-- Stated problem --
Print every entry exactly as written.

-- Start Exercise input --

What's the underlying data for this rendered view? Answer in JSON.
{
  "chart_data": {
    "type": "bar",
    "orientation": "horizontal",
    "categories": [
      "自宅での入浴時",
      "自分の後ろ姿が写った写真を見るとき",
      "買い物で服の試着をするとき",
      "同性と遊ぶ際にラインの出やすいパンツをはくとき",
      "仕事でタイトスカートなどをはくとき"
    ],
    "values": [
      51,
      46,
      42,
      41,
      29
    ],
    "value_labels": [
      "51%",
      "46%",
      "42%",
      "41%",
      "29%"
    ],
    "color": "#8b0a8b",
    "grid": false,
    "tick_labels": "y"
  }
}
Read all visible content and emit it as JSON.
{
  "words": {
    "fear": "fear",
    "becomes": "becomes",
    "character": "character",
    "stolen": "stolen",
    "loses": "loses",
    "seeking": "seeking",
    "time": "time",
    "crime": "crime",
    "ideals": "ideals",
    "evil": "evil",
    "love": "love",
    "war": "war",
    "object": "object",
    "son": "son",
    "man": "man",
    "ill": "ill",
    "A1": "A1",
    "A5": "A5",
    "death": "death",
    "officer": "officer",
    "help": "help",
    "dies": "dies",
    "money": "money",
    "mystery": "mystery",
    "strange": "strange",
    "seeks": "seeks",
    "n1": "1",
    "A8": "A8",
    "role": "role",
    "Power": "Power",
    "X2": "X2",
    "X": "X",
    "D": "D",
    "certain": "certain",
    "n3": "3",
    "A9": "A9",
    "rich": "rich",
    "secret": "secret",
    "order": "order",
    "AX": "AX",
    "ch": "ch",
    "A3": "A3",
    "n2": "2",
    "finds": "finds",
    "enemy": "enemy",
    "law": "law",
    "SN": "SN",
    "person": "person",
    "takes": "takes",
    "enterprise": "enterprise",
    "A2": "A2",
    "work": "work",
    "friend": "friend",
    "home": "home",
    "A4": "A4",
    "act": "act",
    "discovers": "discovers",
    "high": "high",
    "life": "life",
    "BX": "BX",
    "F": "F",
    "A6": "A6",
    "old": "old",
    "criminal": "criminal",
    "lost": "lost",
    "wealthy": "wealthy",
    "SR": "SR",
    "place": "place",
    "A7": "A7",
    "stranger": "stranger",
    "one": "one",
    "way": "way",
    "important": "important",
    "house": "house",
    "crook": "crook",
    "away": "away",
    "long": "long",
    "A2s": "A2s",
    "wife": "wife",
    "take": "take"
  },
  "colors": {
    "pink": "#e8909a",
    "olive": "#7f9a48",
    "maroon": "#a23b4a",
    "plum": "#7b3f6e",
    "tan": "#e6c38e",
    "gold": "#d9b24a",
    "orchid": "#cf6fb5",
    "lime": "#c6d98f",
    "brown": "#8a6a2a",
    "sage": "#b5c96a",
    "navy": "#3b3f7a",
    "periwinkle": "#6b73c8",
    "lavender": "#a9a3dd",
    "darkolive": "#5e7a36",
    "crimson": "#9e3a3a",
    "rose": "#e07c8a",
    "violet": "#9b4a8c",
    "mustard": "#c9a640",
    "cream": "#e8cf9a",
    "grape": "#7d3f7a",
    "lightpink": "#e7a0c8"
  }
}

-- End Exercise input --

-- Written response --
What's the underlying data for this rendered view? Answer in JSON.
{
  "chart_data": {
    "type": "bar",
    "orientation": "horizontal",
    "categories": [
      "自宅での入浴時",
      "自分の後ろ姿が写った写真を見るとき",
      "買い物で服の試着をするとき",
      "同性と遊ぶ際にラインの出やすいパンツをはくとき",
      "仕事でタイトスカートなどをはくとき"
    ],
    "values": [
      51,
      46,
      42,
      41,
      29
    ],
    "value_labels": [
      "51%",
      "46%",
      "42%",
      "41%",
      "29%"
    ],
    "color": "#8b0a8b",
    "grid": false,
    "tick_labels": "y"
  }
}
Read all visible content and emit it as JSON.
{
  "words": {
    "fear": "fear",
    "becomes": "becomes",
    "character": "character",
    "stolen": "stolen",
    "loses": "loses",
    "seeking": "seeking",
    "time": "time",
    "crime": "crime",
    "ideals": "ideals",
    "evil": "evil",
    "love": "love",
    "war": "war",
    "object": "object",
    "son": "son",
    "man": "man",
    "ill": "ill",
    "A1": "A1",
    "A5": "A5",
    "death": "death",
    "officer": "officer",
    "help": "help",
    "dies": "dies",
    "money": "money",
    "mystery": "mystery",
    "strange": "strange",
    "seeks": "seeks",
    "n1": "1",
    "A8": "A8",
    "role": "role",
    "Power": "Power",
    "X2": "X2",
    "X": "X",
    "D": "D",
    "certain": "certain",
    "n3": "3",
    "A9": "A9",
    "rich": "rich",
    "secret": "secret",
    "order": "order",
    "AX": "AX",
    "ch": "ch",
    "A3": "A3",
    "n2": "2",
    "finds": "finds",
    "enemy": "enemy",
    "law": "law",
    "SN": "SN",
    "person": "person",
    "takes": "takes",
    "enterprise": "enterprise",
    "A2": "A2",
    "work": "work",
    "friend": "friend",
    "home": "home",
    "A4": "A4",
    "act": "act",
    "discovers": "discovers",
    "high": "high",
    "life": "life",
    "BX": "BX",
    "F": "F",
    "A6": "A6",
    "old": "old",
    "criminal": "criminal",
    "lost": "lost",
    "wealthy": "wealthy",
    "SR": "SR",
    "place": "place",
    "A7": "A7",
    "stranger": "stranger",
    "one": "one",
    "way": "way",
    "important": "important",
    "house": "house",
    "crook": "crook",
    "away": "away",
    "long": "long",
    "A2s": "A2s",
    "wife": "wife",
    "take": "take"
  },
  "colors": {
    "pink": "#e8909a",
    "olive": "#7f9a48",
    "maroon": "#a23b4a",
    "plum": "#7b3f6e",
    "tan": "#e6c38e",
    "gold": "#d9b24a",
    "orchid": "#cf6fb5",
    "lime": "#c6d98f",
    "brown": "#8a6a2a",
    "sage": "#b5c96a",
    "navy": "#3b3f7a",
    "periwinkle": "#6b73c8",
    "lavender": "#a9a3dd",
    "darkolive": "#5e7a36",
    "crimson": "#9e3a3a",
    "rose": "#e07c8a",
    "violet": "#9b4a8c",
    "mustard": "#c9a640",
    "cream": "#e8cf9a",
    "grape": "#7d3f7a",
    "lightpink": "#e7a0c8"
  }
}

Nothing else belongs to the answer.